MATERIAL PROVIDED
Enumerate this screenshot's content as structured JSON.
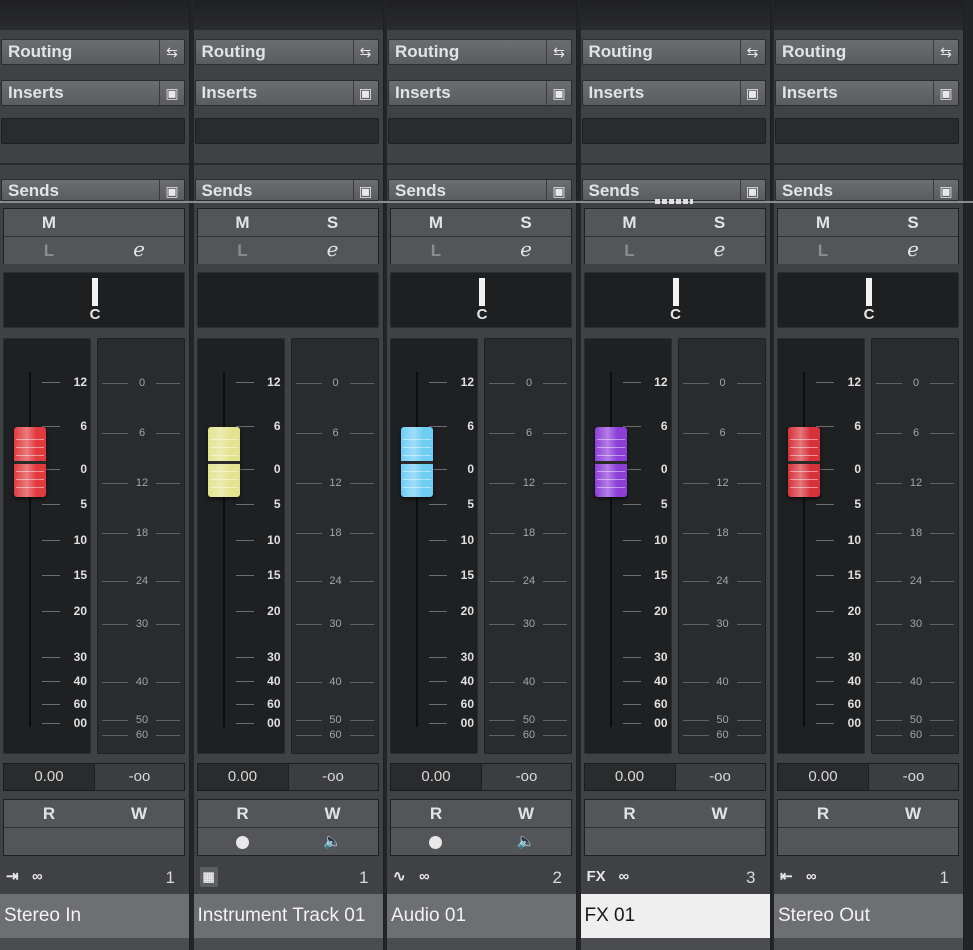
{
  "labels": {
    "routing": "Routing",
    "inserts": "Inserts",
    "sends": "Sends",
    "mute": "M",
    "solo": "S",
    "listen": "L",
    "edit": "e",
    "read": "R",
    "write": "W",
    "pan_center": "C"
  },
  "scales": {
    "fader": [
      "12",
      "6",
      "0",
      "5",
      "10",
      "15",
      "20",
      "30",
      "40",
      "60",
      "00"
    ],
    "meter": [
      "0",
      "6",
      "12",
      "18",
      "24",
      "30",
      "40",
      "50",
      "60"
    ]
  },
  "channels": [
    {
      "name": "Stereo In",
      "number": "1",
      "type_icon": "input-icon",
      "icon_glyph": "⇥",
      "volume": "0.00",
      "peak": "-oo",
      "fader_color": "#e03a40",
      "has_solo": false,
      "has_pan": true,
      "has_monitor_controls": false,
      "selected": false
    },
    {
      "name": "Instrument Track 01",
      "number": "1",
      "type_icon": "piano-keyboard-icon",
      "icon_glyph": "▦",
      "volume": "0.00",
      "peak": "-oo",
      "fader_color": "#e3e38e",
      "has_solo": true,
      "has_pan": false,
      "has_monitor_controls": true,
      "selected": false
    },
    {
      "name": "Audio 01",
      "number": "2",
      "type_icon": "audio-waveform-icon",
      "icon_glyph": "∿",
      "volume": "0.00",
      "peak": "-oo",
      "fader_color": "#6ecdf5",
      "has_solo": true,
      "has_pan": true,
      "has_monitor_controls": true,
      "selected": false
    },
    {
      "name": "FX 01",
      "number": "3",
      "type_icon": "fx-icon",
      "icon_glyph": "FX",
      "volume": "0.00",
      "peak": "-oo",
      "fader_color": "#8d3ed8",
      "has_solo": true,
      "has_pan": true,
      "has_monitor_controls": false,
      "selected": true
    },
    {
      "name": "Stereo Out",
      "number": "1",
      "type_icon": "output-icon",
      "icon_glyph": "⇤",
      "volume": "0.00",
      "peak": "-oo",
      "fader_color": "#d7323a",
      "has_solo": true,
      "has_pan": true,
      "has_monitor_controls": false,
      "selected": false
    }
  ]
}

STATED TASK
Give every record again exactly, apart from the pictures, which stay out.

SOLUTION FOR THIS EXERCISE
Enumerate this screenshot's content as structured JSON.
{
  "labels": {
    "routing": "Routing",
    "inserts": "Inserts",
    "sends": "Sends",
    "mute": "M",
    "solo": "S",
    "listen": "L",
    "edit": "e",
    "read": "R",
    "write": "W",
    "pan_center": "C"
  },
  "scales": {
    "fader": [
      "12",
      "6",
      "0",
      "5",
      "10",
      "15",
      "20",
      "30",
      "40",
      "60",
      "00"
    ],
    "meter": [
      "0",
      "6",
      "12",
      "18",
      "24",
      "30",
      "40",
      "50",
      "60"
    ]
  },
  "channels": [
    {
      "name": "Stereo In",
      "number": "1",
      "type_icon": "input-icon",
      "icon_glyph": "⇥",
      "volume": "0.00",
      "peak": "-oo",
      "fader_color": "#e03a40",
      "has_solo": false,
      "has_pan": true,
      "has_monitor_controls": false,
      "selected": false
    },
    {
      "name": "Instrument Track 01",
      "number": "1",
      "type_icon": "piano-keyboard-icon",
      "icon_glyph": "▦",
      "volume": "0.00",
      "peak": "-oo",
      "fader_color": "#e3e38e",
      "has_solo": true,
      "has_pan": false,
      "has_monitor_controls": true,
      "selected": false
    },
    {
      "name": "Audio 01",
      "number": "2",
      "type_icon": "audio-waveform-icon",
      "icon_glyph": "∿",
      "volume": "0.00",
      "peak": "-oo",
      "fader_color": "#6ecdf5",
      "has_solo": true,
      "has_pan": true,
      "has_monitor_controls": true,
      "selected": false
    },
    {
      "name": "FX 01",
      "number": "3",
      "type_icon": "fx-icon",
      "icon_glyph": "FX",
      "volume": "0.00",
      "peak": "-oo",
      "fader_color": "#8d3ed8",
      "has_solo": true,
      "has_pan": true,
      "has_monitor_controls": false,
      "selected": true
    },
    {
      "name": "Stereo Out",
      "number": "1",
      "type_icon": "output-icon",
      "icon_glyph": "⇤",
      "volume": "0.00",
      "peak": "-oo",
      "fader_color": "#d7323a",
      "has_solo": true,
      "has_pan": true,
      "has_monitor_controls": false,
      "selected": false
    }
  ]
}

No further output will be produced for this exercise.